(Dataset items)
◆ ◆ ◆

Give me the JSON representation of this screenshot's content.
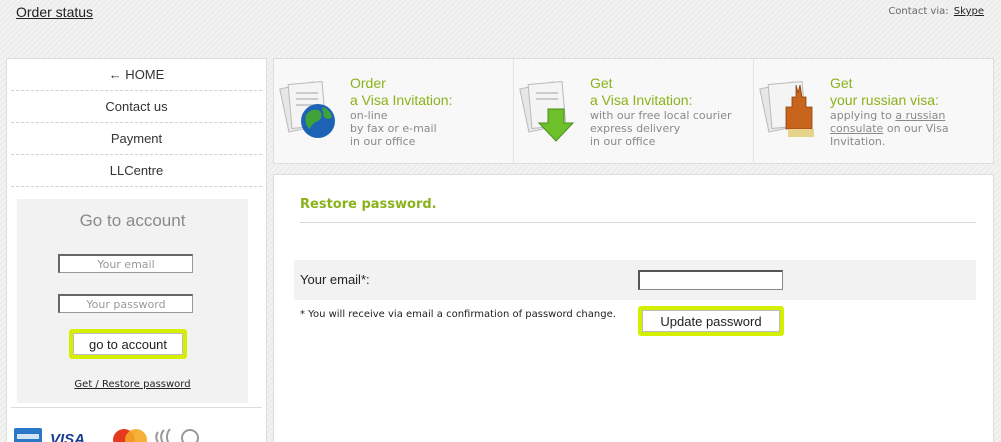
{
  "header": {
    "order_status": "Order status",
    "contact_label": "Contact via:",
    "contact_link": "Skype"
  },
  "sidebar": {
    "nav": [
      {
        "label": "← HOME"
      },
      {
        "label": "Contact us"
      },
      {
        "label": "Payment"
      },
      {
        "label": "LLCentre"
      }
    ],
    "account": {
      "title": "Go to account",
      "email_placeholder": "Your email",
      "password_placeholder": "Your password",
      "button_label": "go to account",
      "restore_link": "Get / Restore password"
    },
    "payment_icons": [
      "amex-card-icon",
      "visa-card-icon",
      "mastercard-icon",
      "paypass-icon"
    ]
  },
  "info_panels": [
    {
      "icon": "globe-documents-icon",
      "title": "Order",
      "subtitle": "a Visa Invitation:",
      "lines": [
        "on-line",
        "by fax or e-mail",
        "in our office"
      ]
    },
    {
      "icon": "download-documents-icon",
      "title": "Get",
      "subtitle": "a Visa Invitation:",
      "lines": [
        "with our free local courier",
        "express delivery",
        "in our office"
      ]
    },
    {
      "icon": "kremlin-documents-icon",
      "title": "Get",
      "subtitle": "your russian visa:",
      "line1_prefix": "applying to ",
      "line1_link": "a russian",
      "line2_link": "consulate",
      "line2_suffix": " on our Visa",
      "line3": "Invitation."
    }
  ],
  "main": {
    "title": "Restore password.",
    "email_label": "Your email*:",
    "email_value": "",
    "note": "* You will receive via email a confirmation of password change.",
    "update_button": "Update password"
  },
  "colors": {
    "accent_green": "#8ab21b",
    "button_highlight": "#d4f000"
  }
}
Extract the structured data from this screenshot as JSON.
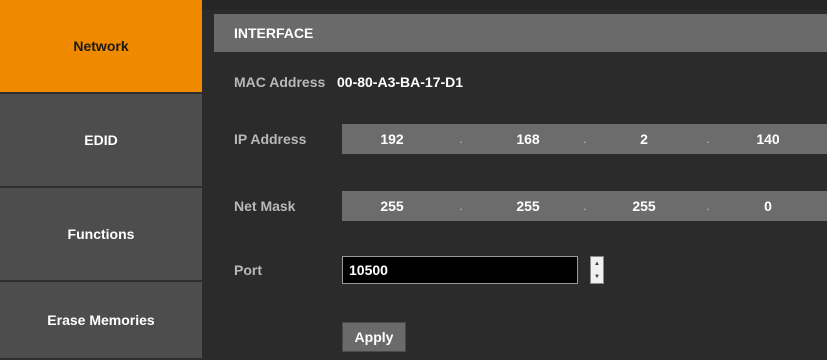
{
  "sidebar": {
    "items": [
      {
        "label": "Network"
      },
      {
        "label": "EDID"
      },
      {
        "label": "Functions"
      },
      {
        "label": "Erase Memories"
      }
    ]
  },
  "header": {
    "title": "INTERFACE"
  },
  "mac": {
    "label": "MAC Address",
    "value": "00-80-A3-BA-17-D1"
  },
  "ip": {
    "label": "IP Address",
    "octets": [
      "192",
      "168",
      "2",
      "140"
    ],
    "separator": "."
  },
  "netmask": {
    "label": "Net Mask",
    "octets": [
      "255",
      "255",
      "255",
      "0"
    ],
    "separator": "."
  },
  "port": {
    "label": "Port",
    "value": "10500"
  },
  "apply": {
    "label": "Apply"
  },
  "colors": {
    "accent": "#ef8a00",
    "header": "#6a6a6a",
    "field": "#6c6c6c"
  },
  "icons": {
    "stepper_up": "caret-up-icon",
    "stepper_down": "caret-down-icon"
  }
}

◆ ◆ ◆

## Instruction
Leave the pictures out and write out every entry exactly as given.

## Reply
Give me the JSON representation of this screenshot's content.
{
  "header": {
    "order_status": "Order status",
    "contact_label": "Contact via:",
    "contact_link": "Skype"
  },
  "sidebar": {
    "nav": [
      {
        "label": "← HOME"
      },
      {
        "label": "Contact us"
      },
      {
        "label": "Payment"
      },
      {
        "label": "LLCentre"
      }
    ],
    "account": {
      "title": "Go to account",
      "email_placeholder": "Your email",
      "password_placeholder": "Your password",
      "button_label": "go to account",
      "restore_link": "Get / Restore password"
    },
    "payment_icons": [
      "amex-card-icon",
      "visa-card-icon",
      "mastercard-icon",
      "paypass-icon"
    ]
  },
  "info_panels": [
    {
      "icon": "globe-documents-icon",
      "title": "Order",
      "subtitle": "a Visa Invitation:",
      "lines": [
        "on-line",
        "by fax or e-mail",
        "in our office"
      ]
    },
    {
      "icon": "download-documents-icon",
      "title": "Get",
      "subtitle": "a Visa Invitation:",
      "lines": [
        "with our free local courier",
        "express delivery",
        "in our office"
      ]
    },
    {
      "icon": "kremlin-documents-icon",
      "title": "Get",
      "subtitle": "your russian visa:",
      "line1_prefix": "applying to ",
      "line1_link": "a russian",
      "line2_link": "consulate",
      "line2_suffix": " on our Visa",
      "line3": "Invitation."
    }
  ],
  "main": {
    "title": "Restore password.",
    "email_label": "Your email*:",
    "email_value": "",
    "note": "* You will receive via email a confirmation of password change.",
    "update_button": "Update password"
  },
  "colors": {
    "accent_green": "#8ab21b",
    "button_highlight": "#d4f000"
  }
}
Extract the structured data from this screenshot as JSON.
{
  "sidebar": {
    "items": [
      {
        "label": "Network"
      },
      {
        "label": "EDID"
      },
      {
        "label": "Functions"
      },
      {
        "label": "Erase Memories"
      }
    ]
  },
  "header": {
    "title": "INTERFACE"
  },
  "mac": {
    "label": "MAC Address",
    "value": "00-80-A3-BA-17-D1"
  },
  "ip": {
    "label": "IP Address",
    "octets": [
      "192",
      "168",
      "2",
      "140"
    ],
    "separator": "."
  },
  "netmask": {
    "label": "Net Mask",
    "octets": [
      "255",
      "255",
      "255",
      "0"
    ],
    "separator": "."
  },
  "port": {
    "label": "Port",
    "value": "10500"
  },
  "apply": {
    "label": "Apply"
  },
  "colors": {
    "accent": "#ef8a00",
    "header": "#6a6a6a",
    "field": "#6c6c6c"
  },
  "icons": {
    "stepper_up": "caret-up-icon",
    "stepper_down": "caret-down-icon"
  }
}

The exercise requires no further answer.